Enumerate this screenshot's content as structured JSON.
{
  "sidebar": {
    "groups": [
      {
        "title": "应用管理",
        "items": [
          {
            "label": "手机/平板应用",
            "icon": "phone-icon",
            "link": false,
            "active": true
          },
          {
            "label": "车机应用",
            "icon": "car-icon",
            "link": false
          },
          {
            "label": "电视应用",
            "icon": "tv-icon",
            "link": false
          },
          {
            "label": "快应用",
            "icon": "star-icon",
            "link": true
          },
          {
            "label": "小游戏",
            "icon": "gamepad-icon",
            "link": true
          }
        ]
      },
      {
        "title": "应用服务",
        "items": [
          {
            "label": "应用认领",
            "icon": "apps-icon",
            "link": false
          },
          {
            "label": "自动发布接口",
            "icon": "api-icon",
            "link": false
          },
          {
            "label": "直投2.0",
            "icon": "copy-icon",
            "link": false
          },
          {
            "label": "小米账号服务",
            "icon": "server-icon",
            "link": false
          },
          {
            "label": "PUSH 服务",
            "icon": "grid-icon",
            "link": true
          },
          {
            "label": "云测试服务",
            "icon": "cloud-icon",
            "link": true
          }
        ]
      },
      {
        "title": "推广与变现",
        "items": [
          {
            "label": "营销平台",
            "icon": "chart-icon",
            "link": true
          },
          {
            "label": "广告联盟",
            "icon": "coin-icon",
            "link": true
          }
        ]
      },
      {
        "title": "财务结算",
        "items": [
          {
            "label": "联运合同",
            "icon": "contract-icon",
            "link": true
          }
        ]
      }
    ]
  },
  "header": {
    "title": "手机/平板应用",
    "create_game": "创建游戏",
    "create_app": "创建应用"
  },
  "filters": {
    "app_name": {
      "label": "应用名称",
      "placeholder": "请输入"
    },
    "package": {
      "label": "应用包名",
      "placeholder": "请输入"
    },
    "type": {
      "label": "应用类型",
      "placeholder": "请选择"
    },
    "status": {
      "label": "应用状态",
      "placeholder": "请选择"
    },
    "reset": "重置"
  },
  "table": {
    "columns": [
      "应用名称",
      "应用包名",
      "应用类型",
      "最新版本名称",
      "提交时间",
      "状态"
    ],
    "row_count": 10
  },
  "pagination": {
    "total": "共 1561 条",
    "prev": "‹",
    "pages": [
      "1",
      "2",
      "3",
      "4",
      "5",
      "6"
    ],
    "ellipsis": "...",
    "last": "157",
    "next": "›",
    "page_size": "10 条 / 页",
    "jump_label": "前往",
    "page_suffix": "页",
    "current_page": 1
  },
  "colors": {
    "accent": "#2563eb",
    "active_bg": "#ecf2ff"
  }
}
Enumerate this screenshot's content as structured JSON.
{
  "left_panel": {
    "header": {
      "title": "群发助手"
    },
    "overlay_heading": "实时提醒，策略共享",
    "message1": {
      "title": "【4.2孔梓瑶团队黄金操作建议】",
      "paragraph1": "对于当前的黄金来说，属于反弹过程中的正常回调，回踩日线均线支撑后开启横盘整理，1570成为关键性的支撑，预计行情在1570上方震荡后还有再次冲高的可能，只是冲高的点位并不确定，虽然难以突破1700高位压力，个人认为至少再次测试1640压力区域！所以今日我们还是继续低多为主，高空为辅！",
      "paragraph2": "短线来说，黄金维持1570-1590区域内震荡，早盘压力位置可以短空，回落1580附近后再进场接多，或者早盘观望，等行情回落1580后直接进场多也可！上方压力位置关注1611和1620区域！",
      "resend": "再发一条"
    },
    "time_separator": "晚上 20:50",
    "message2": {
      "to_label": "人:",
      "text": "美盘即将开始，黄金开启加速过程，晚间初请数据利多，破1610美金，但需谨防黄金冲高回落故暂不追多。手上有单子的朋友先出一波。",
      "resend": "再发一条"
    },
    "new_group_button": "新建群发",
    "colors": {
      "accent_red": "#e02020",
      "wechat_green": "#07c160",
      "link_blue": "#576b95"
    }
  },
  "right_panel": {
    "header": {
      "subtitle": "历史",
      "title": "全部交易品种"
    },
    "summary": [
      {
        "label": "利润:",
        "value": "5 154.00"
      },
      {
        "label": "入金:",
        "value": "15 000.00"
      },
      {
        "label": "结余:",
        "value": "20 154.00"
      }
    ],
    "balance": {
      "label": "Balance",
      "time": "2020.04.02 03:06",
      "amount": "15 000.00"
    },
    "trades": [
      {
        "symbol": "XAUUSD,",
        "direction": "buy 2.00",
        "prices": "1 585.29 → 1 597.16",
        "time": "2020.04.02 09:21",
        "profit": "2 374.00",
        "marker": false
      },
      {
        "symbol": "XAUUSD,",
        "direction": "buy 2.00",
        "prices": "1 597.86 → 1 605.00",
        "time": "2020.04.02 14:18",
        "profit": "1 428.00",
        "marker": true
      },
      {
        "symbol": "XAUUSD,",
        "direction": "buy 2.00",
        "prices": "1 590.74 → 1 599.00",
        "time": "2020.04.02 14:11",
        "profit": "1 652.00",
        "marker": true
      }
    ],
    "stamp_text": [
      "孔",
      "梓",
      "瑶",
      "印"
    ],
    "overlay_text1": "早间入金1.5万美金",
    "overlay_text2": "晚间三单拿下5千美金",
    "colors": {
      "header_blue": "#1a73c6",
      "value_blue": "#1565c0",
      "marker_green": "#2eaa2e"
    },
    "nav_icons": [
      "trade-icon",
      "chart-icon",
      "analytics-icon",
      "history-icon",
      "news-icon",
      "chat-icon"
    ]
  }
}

- - - - - - -

INSTRUCTION » Reproduce every record above exactly as it appears.

THE COMPLETED TASK »
Enumerate this screenshot's content as structured JSON.
{
  "sidebar": {
    "groups": [
      {
        "title": "应用管理",
        "items": [
          {
            "label": "手机/平板应用",
            "icon": "phone-icon",
            "link": false,
            "active": true
          },
          {
            "label": "车机应用",
            "icon": "car-icon",
            "link": false
          },
          {
            "label": "电视应用",
            "icon": "tv-icon",
            "link": false
          },
          {
            "label": "快应用",
            "icon": "star-icon",
            "link": true
          },
          {
            "label": "小游戏",
            "icon": "gamepad-icon",
            "link": true
          }
        ]
      },
      {
        "title": "应用服务",
        "items": [
          {
            "label": "应用认领",
            "icon": "apps-icon",
            "link": false
          },
          {
            "label": "自动发布接口",
            "icon": "api-icon",
            "link": false
          },
          {
            "label": "直投2.0",
            "icon": "copy-icon",
            "link": false
          },
          {
            "label": "小米账号服务",
            "icon": "server-icon",
            "link": false
          },
          {
            "label": "PUSH 服务",
            "icon": "grid-icon",
            "link": true
          },
          {
            "label": "云测试服务",
            "icon": "cloud-icon",
            "link": true
          }
        ]
      },
      {
        "title": "推广与变现",
        "items": [
          {
            "label": "营销平台",
            "icon": "chart-icon",
            "link": true
          },
          {
            "label": "广告联盟",
            "icon": "coin-icon",
            "link": true
          }
        ]
      },
      {
        "title": "财务结算",
        "items": [
          {
            "label": "联运合同",
            "icon": "contract-icon",
            "link": true
          }
        ]
      }
    ]
  },
  "header": {
    "title": "手机/平板应用",
    "create_game": "创建游戏",
    "create_app": "创建应用"
  },
  "filters": {
    "app_name": {
      "label": "应用名称",
      "placeholder": "请输入"
    },
    "package": {
      "label": "应用包名",
      "placeholder": "请输入"
    },
    "type": {
      "label": "应用类型",
      "placeholder": "请选择"
    },
    "status": {
      "label": "应用状态",
      "placeholder": "请选择"
    },
    "reset": "重置"
  },
  "table": {
    "columns": [
      "应用名称",
      "应用包名",
      "应用类型",
      "最新版本名称",
      "提交时间",
      "状态"
    ],
    "row_count": 10
  },
  "pagination": {
    "total": "共 1561 条",
    "prev": "‹",
    "pages": [
      "1",
      "2",
      "3",
      "4",
      "5",
      "6"
    ],
    "ellipsis": "...",
    "last": "157",
    "next": "›",
    "page_size": "10 条 / 页",
    "jump_label": "前往",
    "page_suffix": "页",
    "current_page": 1
  },
  "colors": {
    "accent": "#2563eb",
    "active_bg": "#ecf2ff"
  }
}
Enumerate this screenshot's content as structured JSON.
{
  "left_panel": {
    "header": {
      "title": "群发助手"
    },
    "overlay_heading": "实时提醒，策略共享",
    "message1": {
      "title": "【4.2孔梓瑶团队黄金操作建议】",
      "paragraph1": "对于当前的黄金来说，属于反弹过程中的正常回调，回踩日线均线支撑后开启横盘整理，1570成为关键性的支撑，预计行情在1570上方震荡后还有再次冲高的可能，只是冲高的点位并不确定，虽然难以突破1700高位压力，个人认为至少再次测试1640压力区域！所以今日我们还是继续低多为主，高空为辅！",
      "paragraph2": "短线来说，黄金维持1570-1590区域内震荡，早盘压力位置可以短空，回落1580附近后再进场接多，或者早盘观望，等行情回落1580后直接进场多也可！上方压力位置关注1611和1620区域！",
      "resend": "再发一条"
    },
    "time_separator": "晚上 20:50",
    "message2": {
      "to_label": "人:",
      "text": "美盘即将开始，黄金开启加速过程，晚间初请数据利多，破1610美金，但需谨防黄金冲高回落故暂不追多。手上有单子的朋友先出一波。",
      "resend": "再发一条"
    },
    "new_group_button": "新建群发",
    "colors": {
      "accent_red": "#e02020",
      "wechat_green": "#07c160",
      "link_blue": "#576b95"
    }
  },
  "right_panel": {
    "header": {
      "subtitle": "历史",
      "title": "全部交易品种"
    },
    "summary": [
      {
        "label": "利润:",
        "value": "5 154.00"
      },
      {
        "label": "入金:",
        "value": "15 000.00"
      },
      {
        "label": "结余:",
        "value": "20 154.00"
      }
    ],
    "balance": {
      "label": "Balance",
      "time": "2020.04.02 03:06",
      "amount": "15 000.00"
    },
    "trades": [
      {
        "symbol": "XAUUSD,",
        "direction": "buy 2.00",
        "prices": "1 585.29 → 1 597.16",
        "time": "2020.04.02 09:21",
        "profit": "2 374.00",
        "marker": false
      },
      {
        "symbol": "XAUUSD,",
        "direction": "buy 2.00",
        "prices": "1 597.86 → 1 605.00",
        "time": "2020.04.02 14:18",
        "profit": "1 428.00",
        "marker": true
      },
      {
        "symbol": "XAUUSD,",
        "direction": "buy 2.00",
        "prices": "1 590.74 → 1 599.00",
        "time": "2020.04.02 14:11",
        "profit": "1 652.00",
        "marker": true
      }
    ],
    "stamp_text": [
      "孔",
      "梓",
      "瑶",
      "印"
    ],
    "overlay_text1": "早间入金1.5万美金",
    "overlay_text2": "晚间三单拿下5千美金",
    "colors": {
      "header_blue": "#1a73c6",
      "value_blue": "#1565c0",
      "marker_green": "#2eaa2e"
    },
    "nav_icons": [
      "trade-icon",
      "chart-icon",
      "analytics-icon",
      "history-icon",
      "news-icon",
      "chat-icon"
    ]
  }
}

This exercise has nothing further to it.